▶ **What needs to be done**
Reproduce the entries exactly.

▶ **Given records**
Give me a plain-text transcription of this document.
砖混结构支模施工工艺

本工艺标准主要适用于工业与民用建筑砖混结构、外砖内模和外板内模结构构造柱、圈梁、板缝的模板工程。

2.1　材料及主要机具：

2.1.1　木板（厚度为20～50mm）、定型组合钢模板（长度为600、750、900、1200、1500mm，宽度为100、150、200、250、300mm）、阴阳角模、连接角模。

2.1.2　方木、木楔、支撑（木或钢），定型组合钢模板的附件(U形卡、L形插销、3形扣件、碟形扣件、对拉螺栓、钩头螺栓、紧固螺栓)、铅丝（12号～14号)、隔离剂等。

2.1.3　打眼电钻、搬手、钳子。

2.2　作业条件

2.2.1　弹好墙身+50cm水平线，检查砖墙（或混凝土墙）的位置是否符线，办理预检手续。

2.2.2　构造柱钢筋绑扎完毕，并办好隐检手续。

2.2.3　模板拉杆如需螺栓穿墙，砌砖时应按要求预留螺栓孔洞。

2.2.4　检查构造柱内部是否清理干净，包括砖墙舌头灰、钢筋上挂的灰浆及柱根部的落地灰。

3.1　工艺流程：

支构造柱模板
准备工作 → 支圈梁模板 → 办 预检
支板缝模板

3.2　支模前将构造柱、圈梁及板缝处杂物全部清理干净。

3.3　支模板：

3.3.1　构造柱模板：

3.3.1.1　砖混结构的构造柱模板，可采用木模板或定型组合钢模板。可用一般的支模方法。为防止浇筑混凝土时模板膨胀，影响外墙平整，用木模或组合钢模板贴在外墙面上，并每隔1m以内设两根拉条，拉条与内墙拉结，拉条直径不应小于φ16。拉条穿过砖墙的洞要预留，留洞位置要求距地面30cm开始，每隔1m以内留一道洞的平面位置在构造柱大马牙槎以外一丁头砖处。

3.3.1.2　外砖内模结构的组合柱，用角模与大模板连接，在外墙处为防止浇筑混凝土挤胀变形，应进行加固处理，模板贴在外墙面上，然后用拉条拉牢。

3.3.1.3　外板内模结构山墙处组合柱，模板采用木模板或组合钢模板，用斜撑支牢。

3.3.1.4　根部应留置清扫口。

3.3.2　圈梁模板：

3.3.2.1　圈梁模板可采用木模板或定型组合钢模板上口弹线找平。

▶ **Completed exercise**
Give me a plain-text transcription of this document.
砖混结构支模施工工艺

本工艺标准主要适用于工业与民用建筑砖混结构、外砖内模和外板内模结构构造柱、圈梁、板缝的模板工程。

2.1　材料及主要机具：

2.1.1　木板（厚度为20～50mm）、定型组合钢模板（长度为600、750、900、1200、1500mm，宽度为100、150、200、250、300mm）、阴阳角模、连接角模。

2.1.2　方木、木楔、支撑（木或钢），定型组合钢模板的附件(U形卡、L形插销、3形扣件、碟形扣件、对拉螺栓、钩头螺栓、紧固螺栓)、铅丝（12号～14号)、隔离剂等。

2.1.3　打眼电钻、搬手、钳子。

2.2　作业条件

2.2.1　弹好墙身+50cm水平线，检查砖墙（或混凝土墙）的位置是否符线，办理预检手续。

2.2.2　构造柱钢筋绑扎完毕，并办好隐检手续。

2.2.3　模板拉杆如需螺栓穿墙，砌砖时应按要求预留螺栓孔洞。

2.2.4　检查构造柱内部是否清理干净，包括砖墙舌头灰、钢筋上挂的灰浆及柱根部的落地灰。

3.1　工艺流程：

支构造柱模板
准备工作 → 支圈梁模板 → 办 预检
支板缝模板

3.2　支模前将构造柱、圈梁及板缝处杂物全部清理干净。

3.3　支模板：

3.3.1　构造柱模板：

3.3.1.1　砖混结构的构造柱模板，可采用木模板或定型组合钢模板。可用一般的支模方法。为防止浇筑混凝土时模板膨胀，影响外墙平整，用木模或组合钢模板贴在外墙面上，并每隔1m以内设两根拉条，拉条与内墙拉结，拉条直径不应小于φ16。拉条穿过砖墙的洞要预留，留洞位置要求距地面30cm开始，每隔1m以内留一道洞的平面位置在构造柱大马牙槎以外一丁头砖处。

3.3.1.2　外砖内模结构的组合柱，用角模与大模板连接，在外墙处为防止浇筑混凝土挤胀变形，应进行加固处理，模板贴在外墙面上，然后用拉条拉牢。

3.3.1.3　外板内模结构山墙处组合柱，模板采用木模板或组合钢模板，用斜撑支牢。

3.3.1.4　根部应留置清扫口。

3.3.2　圈梁模板：

3.3.2.1　圈梁模板可采用木模板或定型组合钢模板上口弹线找平。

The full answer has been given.